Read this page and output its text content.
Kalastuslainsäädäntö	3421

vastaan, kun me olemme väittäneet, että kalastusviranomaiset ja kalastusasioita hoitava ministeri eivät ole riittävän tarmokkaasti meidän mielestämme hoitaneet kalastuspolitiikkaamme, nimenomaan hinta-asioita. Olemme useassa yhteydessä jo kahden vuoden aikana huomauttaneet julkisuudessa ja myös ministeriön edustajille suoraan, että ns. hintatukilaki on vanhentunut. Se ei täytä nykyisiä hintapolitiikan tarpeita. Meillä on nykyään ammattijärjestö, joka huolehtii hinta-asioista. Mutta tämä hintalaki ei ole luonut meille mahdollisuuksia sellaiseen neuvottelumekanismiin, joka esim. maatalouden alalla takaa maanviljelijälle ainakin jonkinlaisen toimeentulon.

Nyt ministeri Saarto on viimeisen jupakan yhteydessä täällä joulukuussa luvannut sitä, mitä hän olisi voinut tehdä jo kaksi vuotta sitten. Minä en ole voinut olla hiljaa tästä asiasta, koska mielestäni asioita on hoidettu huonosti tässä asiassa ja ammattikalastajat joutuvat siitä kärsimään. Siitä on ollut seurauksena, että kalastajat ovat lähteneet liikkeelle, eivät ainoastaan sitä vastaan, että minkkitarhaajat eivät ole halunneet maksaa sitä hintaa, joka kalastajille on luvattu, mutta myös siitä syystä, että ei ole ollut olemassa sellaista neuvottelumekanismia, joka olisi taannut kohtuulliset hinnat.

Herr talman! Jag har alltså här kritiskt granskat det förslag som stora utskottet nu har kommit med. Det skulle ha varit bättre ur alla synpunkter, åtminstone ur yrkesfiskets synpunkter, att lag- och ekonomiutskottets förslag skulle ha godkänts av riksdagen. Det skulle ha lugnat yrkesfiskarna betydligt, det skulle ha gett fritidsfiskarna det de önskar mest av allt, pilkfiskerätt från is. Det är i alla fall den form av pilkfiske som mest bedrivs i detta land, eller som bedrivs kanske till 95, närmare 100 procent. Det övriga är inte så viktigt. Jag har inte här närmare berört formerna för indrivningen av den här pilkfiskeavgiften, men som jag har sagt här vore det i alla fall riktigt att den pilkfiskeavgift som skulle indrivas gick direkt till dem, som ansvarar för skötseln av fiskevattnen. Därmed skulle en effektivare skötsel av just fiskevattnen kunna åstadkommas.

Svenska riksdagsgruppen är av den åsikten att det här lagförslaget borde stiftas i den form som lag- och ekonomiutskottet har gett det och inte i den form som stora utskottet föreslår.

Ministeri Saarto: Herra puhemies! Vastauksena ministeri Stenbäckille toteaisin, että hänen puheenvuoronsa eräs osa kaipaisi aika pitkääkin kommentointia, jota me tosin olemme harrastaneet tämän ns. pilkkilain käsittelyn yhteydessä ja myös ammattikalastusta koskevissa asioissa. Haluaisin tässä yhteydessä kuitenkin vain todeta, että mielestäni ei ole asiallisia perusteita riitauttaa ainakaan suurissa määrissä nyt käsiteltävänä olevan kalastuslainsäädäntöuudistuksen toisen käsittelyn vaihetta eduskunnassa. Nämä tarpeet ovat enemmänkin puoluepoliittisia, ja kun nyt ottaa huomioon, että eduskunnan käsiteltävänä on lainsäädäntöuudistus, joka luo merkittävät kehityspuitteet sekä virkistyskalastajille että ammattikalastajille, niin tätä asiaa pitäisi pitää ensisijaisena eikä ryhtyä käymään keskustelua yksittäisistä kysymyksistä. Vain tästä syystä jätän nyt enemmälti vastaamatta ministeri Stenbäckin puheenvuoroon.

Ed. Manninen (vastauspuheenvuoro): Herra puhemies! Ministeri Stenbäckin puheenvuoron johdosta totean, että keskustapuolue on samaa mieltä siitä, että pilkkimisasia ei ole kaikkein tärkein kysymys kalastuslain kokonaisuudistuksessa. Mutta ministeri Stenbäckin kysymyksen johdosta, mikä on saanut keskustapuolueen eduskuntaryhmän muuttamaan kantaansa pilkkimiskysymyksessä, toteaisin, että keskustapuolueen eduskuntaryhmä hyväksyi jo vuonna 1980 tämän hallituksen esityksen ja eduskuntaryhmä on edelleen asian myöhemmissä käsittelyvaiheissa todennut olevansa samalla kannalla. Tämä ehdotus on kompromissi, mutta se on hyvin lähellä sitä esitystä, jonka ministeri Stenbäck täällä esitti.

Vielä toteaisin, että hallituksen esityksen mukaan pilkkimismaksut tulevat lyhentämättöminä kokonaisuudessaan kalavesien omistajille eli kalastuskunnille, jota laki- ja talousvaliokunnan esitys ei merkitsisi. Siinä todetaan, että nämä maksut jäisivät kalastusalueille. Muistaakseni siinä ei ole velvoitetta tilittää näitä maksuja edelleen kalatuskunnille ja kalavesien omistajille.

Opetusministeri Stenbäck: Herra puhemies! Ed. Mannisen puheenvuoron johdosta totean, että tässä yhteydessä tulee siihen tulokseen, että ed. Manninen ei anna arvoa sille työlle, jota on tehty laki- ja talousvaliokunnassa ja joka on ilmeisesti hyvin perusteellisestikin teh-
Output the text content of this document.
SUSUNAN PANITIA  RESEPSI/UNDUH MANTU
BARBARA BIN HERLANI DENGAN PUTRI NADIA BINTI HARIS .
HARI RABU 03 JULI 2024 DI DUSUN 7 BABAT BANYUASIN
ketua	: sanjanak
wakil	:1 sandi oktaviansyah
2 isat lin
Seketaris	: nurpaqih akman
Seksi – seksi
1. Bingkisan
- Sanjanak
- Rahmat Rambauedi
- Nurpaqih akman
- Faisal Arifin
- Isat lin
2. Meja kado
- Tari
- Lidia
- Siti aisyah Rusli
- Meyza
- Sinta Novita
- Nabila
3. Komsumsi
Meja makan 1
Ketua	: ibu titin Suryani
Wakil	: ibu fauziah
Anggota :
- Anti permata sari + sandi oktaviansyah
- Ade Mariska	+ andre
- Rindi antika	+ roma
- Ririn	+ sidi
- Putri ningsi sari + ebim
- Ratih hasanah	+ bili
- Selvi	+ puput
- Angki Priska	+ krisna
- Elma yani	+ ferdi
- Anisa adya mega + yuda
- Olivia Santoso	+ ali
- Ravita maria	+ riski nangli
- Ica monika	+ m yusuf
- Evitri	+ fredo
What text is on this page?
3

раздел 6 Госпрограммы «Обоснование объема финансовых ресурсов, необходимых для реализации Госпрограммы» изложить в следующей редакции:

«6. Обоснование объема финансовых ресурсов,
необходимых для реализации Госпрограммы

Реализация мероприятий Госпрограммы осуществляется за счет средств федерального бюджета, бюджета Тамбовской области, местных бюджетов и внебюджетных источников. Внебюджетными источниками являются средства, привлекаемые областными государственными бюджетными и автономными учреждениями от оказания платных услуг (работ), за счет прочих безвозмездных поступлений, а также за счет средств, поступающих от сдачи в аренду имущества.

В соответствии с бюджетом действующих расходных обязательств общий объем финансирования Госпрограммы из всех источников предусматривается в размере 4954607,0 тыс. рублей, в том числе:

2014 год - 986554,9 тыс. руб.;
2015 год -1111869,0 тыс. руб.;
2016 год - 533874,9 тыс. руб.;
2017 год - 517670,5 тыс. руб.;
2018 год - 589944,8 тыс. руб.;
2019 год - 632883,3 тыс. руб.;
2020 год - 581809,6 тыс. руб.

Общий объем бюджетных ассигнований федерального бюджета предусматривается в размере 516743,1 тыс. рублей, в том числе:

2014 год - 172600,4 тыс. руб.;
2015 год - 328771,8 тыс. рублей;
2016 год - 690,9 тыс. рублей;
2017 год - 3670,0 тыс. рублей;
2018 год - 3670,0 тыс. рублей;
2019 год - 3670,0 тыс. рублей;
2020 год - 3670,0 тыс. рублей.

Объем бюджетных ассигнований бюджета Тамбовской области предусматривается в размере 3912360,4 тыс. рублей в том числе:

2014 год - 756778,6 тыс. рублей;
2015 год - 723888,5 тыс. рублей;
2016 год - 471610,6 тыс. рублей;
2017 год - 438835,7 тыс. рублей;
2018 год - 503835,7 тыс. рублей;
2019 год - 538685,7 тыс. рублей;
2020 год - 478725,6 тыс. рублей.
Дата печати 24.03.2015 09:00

◇ ◇ ◇ ◇ ◇

▶ What is asked:
Out of the material above, select every line that holds the string "content".

▶ Answer for the task:
Read this page and output its text content.
Output the text content of this document.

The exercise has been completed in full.